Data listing

-------

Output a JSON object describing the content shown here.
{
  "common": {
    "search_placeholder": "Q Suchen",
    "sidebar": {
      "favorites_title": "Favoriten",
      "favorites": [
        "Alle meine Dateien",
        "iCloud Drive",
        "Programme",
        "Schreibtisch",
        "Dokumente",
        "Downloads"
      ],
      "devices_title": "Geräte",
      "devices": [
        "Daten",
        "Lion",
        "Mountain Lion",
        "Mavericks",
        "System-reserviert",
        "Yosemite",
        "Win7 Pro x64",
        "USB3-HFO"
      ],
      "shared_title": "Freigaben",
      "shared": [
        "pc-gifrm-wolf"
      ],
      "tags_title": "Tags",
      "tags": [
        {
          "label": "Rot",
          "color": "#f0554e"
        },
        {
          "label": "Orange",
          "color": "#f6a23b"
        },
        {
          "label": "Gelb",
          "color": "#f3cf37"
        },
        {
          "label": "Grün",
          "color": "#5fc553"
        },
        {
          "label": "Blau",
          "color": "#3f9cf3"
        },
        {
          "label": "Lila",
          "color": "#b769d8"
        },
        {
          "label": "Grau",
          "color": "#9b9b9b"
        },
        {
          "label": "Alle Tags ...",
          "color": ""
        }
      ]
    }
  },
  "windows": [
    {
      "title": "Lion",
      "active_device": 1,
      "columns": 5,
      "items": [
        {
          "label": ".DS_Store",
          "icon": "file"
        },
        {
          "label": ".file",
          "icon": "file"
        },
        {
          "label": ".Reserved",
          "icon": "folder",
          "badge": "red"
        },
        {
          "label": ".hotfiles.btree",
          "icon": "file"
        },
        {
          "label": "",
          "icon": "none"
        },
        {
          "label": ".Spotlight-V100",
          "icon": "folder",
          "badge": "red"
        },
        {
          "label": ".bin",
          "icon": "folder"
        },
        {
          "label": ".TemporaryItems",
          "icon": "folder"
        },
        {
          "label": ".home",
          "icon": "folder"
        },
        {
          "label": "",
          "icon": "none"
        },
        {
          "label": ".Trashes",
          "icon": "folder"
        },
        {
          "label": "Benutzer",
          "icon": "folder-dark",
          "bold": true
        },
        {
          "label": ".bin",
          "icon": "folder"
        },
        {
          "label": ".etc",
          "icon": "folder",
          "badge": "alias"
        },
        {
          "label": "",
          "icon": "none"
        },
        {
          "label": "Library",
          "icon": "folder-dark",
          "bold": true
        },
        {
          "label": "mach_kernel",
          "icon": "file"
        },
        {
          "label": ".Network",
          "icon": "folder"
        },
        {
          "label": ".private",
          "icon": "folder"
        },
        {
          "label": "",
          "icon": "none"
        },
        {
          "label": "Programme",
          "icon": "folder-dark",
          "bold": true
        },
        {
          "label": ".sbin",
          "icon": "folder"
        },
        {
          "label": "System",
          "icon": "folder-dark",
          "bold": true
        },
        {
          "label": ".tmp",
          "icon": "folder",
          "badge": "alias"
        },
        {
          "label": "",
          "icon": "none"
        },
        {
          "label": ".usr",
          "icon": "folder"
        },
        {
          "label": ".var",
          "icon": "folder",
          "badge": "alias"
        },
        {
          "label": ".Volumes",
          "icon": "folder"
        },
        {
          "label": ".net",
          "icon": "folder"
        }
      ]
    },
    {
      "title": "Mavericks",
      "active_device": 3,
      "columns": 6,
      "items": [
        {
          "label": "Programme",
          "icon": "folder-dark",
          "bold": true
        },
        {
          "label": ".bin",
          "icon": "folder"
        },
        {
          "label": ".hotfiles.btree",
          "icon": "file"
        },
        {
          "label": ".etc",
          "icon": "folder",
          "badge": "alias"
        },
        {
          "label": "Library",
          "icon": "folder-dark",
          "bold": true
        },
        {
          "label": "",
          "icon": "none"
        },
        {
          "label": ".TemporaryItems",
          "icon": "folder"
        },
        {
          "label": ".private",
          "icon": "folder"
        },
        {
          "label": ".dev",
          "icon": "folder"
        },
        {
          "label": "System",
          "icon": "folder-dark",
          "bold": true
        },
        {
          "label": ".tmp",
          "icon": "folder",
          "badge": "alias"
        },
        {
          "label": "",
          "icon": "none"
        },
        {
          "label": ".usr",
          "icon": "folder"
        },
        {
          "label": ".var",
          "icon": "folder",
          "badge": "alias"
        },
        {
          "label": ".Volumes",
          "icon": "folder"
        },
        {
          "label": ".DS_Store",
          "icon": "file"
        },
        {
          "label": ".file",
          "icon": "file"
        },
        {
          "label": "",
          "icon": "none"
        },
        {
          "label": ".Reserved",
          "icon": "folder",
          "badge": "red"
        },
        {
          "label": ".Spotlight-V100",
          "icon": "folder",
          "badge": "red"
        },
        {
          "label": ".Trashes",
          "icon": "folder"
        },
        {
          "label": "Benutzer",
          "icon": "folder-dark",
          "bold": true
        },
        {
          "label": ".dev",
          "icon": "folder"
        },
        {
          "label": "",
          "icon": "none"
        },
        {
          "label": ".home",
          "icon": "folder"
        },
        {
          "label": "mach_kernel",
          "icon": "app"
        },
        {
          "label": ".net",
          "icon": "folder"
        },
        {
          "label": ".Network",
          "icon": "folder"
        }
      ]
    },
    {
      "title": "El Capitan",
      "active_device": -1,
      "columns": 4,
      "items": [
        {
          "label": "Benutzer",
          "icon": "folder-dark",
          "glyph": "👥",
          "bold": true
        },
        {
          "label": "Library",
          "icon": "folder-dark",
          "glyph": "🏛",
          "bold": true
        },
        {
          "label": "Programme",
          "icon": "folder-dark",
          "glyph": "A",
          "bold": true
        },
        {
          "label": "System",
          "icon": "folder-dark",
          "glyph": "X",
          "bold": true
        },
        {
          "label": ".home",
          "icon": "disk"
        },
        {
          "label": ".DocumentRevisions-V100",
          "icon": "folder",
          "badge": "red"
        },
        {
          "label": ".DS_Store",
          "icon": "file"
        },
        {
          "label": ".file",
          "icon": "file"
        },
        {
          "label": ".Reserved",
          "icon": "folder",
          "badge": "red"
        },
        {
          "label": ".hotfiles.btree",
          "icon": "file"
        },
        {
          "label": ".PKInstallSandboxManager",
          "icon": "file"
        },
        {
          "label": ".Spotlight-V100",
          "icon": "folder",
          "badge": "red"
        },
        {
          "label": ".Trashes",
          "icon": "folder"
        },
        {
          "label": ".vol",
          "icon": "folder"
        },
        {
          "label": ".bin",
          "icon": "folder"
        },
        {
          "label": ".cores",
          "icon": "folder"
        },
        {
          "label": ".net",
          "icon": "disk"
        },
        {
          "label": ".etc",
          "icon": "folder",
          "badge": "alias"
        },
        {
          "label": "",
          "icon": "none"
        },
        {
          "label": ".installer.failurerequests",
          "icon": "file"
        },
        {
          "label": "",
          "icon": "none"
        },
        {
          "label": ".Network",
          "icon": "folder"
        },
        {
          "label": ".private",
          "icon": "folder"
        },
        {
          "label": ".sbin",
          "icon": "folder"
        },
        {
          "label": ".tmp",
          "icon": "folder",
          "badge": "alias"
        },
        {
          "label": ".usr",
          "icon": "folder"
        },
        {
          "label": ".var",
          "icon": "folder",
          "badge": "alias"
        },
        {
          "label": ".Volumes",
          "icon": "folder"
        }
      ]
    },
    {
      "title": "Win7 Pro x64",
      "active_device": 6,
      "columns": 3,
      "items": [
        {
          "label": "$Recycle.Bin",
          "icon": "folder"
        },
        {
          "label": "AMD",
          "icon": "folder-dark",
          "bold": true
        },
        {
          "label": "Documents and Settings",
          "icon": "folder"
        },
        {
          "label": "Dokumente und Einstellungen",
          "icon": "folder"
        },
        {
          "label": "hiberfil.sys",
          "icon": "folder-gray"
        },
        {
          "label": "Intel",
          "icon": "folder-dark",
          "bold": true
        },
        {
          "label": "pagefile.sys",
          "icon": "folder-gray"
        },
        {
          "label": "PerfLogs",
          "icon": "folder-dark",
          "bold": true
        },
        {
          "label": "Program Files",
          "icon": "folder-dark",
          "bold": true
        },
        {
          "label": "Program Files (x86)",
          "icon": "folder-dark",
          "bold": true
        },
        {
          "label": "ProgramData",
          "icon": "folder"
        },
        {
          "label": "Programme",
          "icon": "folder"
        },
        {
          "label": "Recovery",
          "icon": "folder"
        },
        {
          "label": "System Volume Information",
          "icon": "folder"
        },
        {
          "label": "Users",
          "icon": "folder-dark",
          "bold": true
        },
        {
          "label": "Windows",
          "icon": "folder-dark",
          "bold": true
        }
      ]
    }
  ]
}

-------

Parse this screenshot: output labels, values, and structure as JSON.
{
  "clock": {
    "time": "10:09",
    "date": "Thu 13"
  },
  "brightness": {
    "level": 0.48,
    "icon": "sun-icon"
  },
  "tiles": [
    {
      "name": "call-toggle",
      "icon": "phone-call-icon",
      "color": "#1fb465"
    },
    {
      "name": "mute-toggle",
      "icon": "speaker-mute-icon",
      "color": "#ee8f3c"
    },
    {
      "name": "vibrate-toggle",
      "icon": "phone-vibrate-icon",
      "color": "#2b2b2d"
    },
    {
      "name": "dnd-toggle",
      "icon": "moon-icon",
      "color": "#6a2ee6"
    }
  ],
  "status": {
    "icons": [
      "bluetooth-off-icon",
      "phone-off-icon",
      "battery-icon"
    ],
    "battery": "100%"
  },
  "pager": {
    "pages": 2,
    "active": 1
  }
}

-------

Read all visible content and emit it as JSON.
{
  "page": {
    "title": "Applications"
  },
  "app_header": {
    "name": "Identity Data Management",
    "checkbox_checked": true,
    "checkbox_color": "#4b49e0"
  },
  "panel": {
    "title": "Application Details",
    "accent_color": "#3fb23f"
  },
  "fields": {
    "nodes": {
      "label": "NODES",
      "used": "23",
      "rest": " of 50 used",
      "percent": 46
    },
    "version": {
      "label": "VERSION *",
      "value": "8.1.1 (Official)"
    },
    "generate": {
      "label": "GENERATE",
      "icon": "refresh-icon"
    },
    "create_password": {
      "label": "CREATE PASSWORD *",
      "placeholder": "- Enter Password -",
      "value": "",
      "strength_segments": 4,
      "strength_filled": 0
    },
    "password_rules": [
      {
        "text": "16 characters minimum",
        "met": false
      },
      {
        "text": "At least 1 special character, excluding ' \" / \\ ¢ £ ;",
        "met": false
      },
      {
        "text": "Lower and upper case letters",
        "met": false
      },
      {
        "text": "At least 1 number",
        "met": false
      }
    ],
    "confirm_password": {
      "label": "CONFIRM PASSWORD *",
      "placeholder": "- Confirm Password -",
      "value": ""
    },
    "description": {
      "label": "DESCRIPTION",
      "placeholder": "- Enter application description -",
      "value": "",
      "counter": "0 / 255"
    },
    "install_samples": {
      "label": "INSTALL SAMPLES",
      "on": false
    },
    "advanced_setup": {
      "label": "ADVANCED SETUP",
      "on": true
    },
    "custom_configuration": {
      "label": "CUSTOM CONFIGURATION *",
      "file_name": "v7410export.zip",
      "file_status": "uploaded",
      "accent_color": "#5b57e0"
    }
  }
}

-------

Do this: Check each line above for the word "vibrate" and copy the ones that have it.

Solution to this problem:
      "name": "vibrate-toggle",
      "icon": "phone-vibrate-icon",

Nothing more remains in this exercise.